**EXERCISE DESCRIPTION:**
Verbatim output of all the material below is required.

**MATERIAL PROVIDED:**
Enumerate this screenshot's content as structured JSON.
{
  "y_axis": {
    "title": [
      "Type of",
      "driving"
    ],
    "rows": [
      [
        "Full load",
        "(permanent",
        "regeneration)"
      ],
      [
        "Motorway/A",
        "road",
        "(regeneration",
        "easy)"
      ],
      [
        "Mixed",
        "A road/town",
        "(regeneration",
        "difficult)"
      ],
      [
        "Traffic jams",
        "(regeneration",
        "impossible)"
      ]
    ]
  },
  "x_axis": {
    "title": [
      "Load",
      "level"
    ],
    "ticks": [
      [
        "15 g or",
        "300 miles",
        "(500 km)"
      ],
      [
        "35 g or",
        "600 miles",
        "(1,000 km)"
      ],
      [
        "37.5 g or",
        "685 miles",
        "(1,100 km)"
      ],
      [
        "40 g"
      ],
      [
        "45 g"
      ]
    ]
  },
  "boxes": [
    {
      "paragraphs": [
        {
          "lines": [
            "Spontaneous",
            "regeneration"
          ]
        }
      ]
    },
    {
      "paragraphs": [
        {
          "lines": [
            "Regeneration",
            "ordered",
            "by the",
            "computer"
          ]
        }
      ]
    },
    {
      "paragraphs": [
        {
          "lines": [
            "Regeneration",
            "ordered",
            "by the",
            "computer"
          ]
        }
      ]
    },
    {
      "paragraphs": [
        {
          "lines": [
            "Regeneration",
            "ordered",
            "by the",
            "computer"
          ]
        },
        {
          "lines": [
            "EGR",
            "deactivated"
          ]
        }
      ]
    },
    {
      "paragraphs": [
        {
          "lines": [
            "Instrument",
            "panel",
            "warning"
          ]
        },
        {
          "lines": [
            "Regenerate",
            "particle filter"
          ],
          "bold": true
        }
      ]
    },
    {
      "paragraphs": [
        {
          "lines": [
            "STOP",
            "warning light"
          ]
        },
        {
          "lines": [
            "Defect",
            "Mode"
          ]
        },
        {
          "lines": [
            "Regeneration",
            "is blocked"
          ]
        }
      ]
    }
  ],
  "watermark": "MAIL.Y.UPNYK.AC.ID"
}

**EXPECTED OUTPUT:**
Enumerate this screenshot's content as structured JSON.
{
  "y_axis": {
    "title": [
      "Type of",
      "driving"
    ],
    "rows": [
      [
        "Full load",
        "(permanent",
        "regeneration)"
      ],
      [
        "Motorway/A",
        "road",
        "(regeneration",
        "easy)"
      ],
      [
        "Mixed",
        "A road/town",
        "(regeneration",
        "difficult)"
      ],
      [
        "Traffic jams",
        "(regeneration",
        "impossible)"
      ]
    ]
  },
  "x_axis": {
    "title": [
      "Load",
      "level"
    ],
    "ticks": [
      [
        "15 g or",
        "300 miles",
        "(500 km)"
      ],
      [
        "35 g or",
        "600 miles",
        "(1,000 km)"
      ],
      [
        "37.5 g or",
        "685 miles",
        "(1,100 km)"
      ],
      [
        "40 g"
      ],
      [
        "45 g"
      ]
    ]
  },
  "boxes": [
    {
      "paragraphs": [
        {
          "lines": [
            "Spontaneous",
            "regeneration"
          ]
        }
      ]
    },
    {
      "paragraphs": [
        {
          "lines": [
            "Regeneration",
            "ordered",
            "by the",
            "computer"
          ]
        }
      ]
    },
    {
      "paragraphs": [
        {
          "lines": [
            "Regeneration",
            "ordered",
            "by the",
            "computer"
          ]
        }
      ]
    },
    {
      "paragraphs": [
        {
          "lines": [
            "Regeneration",
            "ordered",
            "by the",
            "computer"
          ]
        },
        {
          "lines": [
            "EGR",
            "deactivated"
          ]
        }
      ]
    },
    {
      "paragraphs": [
        {
          "lines": [
            "Instrument",
            "panel",
            "warning"
          ]
        },
        {
          "lines": [
            "Regenerate",
            "particle filter"
          ],
          "bold": true
        }
      ]
    },
    {
      "paragraphs": [
        {
          "lines": [
            "STOP",
            "warning light"
          ]
        },
        {
          "lines": [
            "Defect",
            "Mode"
          ]
        },
        {
          "lines": [
            "Regeneration",
            "is blocked"
          ]
        }
      ]
    }
  ],
  "watermark": "MAIL.Y.UPNYK.AC.ID"
}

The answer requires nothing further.